Give only the number of lines that contain the word "Protocol".

_____

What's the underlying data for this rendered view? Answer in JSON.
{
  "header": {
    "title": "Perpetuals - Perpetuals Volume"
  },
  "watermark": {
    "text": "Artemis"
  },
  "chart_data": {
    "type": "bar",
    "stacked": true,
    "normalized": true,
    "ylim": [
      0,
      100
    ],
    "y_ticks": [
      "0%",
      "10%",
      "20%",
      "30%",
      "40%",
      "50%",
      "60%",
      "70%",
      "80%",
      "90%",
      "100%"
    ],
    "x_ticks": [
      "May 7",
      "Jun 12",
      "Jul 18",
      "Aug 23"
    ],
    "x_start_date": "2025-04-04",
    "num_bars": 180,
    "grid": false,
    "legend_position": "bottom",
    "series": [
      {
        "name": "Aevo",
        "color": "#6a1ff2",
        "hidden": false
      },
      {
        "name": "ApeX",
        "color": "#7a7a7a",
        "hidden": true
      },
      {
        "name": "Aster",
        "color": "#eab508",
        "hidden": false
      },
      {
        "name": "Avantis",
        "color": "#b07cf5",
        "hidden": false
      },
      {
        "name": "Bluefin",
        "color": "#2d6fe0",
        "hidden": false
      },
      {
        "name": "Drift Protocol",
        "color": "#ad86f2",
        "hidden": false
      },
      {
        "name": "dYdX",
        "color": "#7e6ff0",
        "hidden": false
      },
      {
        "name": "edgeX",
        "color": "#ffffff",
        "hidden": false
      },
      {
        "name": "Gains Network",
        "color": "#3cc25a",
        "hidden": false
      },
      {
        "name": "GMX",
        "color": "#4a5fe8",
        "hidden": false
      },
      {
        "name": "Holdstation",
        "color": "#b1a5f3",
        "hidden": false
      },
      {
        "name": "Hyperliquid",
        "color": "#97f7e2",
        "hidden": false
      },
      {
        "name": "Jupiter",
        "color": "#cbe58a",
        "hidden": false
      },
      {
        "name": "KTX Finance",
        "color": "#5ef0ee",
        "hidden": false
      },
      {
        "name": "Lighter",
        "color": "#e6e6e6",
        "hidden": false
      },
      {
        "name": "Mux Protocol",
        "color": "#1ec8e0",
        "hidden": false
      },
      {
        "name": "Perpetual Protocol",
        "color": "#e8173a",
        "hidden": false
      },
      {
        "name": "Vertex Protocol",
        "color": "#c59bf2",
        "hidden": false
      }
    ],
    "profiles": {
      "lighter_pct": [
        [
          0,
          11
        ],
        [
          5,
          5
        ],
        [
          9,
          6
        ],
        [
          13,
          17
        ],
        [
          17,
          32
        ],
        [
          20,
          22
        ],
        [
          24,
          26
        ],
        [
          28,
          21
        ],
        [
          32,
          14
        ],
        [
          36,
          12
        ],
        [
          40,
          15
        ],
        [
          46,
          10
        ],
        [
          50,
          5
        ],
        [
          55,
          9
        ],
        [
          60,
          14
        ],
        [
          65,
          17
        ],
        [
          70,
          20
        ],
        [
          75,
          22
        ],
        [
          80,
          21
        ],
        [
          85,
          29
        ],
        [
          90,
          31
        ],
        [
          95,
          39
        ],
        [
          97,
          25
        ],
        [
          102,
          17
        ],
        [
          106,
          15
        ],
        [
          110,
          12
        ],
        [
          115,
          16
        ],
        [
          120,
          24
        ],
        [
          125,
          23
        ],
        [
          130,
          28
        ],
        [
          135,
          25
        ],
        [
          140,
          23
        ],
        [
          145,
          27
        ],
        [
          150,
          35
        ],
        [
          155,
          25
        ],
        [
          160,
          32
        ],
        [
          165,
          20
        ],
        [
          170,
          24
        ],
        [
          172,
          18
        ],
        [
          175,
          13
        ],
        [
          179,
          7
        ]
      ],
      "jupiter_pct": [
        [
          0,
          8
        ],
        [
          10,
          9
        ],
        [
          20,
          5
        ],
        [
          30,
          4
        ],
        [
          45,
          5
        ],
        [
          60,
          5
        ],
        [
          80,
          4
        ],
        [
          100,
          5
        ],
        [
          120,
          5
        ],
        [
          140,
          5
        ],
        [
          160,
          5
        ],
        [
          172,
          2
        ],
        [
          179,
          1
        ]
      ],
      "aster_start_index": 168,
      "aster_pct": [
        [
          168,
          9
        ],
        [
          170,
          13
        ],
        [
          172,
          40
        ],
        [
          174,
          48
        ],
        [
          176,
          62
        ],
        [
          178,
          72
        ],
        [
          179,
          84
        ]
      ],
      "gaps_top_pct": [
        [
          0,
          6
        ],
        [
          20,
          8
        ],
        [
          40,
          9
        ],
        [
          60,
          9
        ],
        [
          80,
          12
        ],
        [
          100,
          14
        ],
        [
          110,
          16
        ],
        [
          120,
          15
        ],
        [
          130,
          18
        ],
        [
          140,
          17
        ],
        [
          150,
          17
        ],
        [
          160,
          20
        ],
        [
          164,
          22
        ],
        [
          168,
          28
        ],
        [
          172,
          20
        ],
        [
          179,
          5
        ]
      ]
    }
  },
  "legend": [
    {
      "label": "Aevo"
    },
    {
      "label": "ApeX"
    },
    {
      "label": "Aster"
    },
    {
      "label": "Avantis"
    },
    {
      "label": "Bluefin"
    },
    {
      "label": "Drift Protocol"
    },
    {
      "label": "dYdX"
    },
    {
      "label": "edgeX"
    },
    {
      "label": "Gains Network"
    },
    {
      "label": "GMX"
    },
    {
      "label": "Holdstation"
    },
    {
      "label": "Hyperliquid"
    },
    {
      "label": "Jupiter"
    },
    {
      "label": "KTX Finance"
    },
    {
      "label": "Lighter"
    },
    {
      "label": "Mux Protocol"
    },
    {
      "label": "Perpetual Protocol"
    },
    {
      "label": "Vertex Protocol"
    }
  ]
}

_____

→ Exercise output
8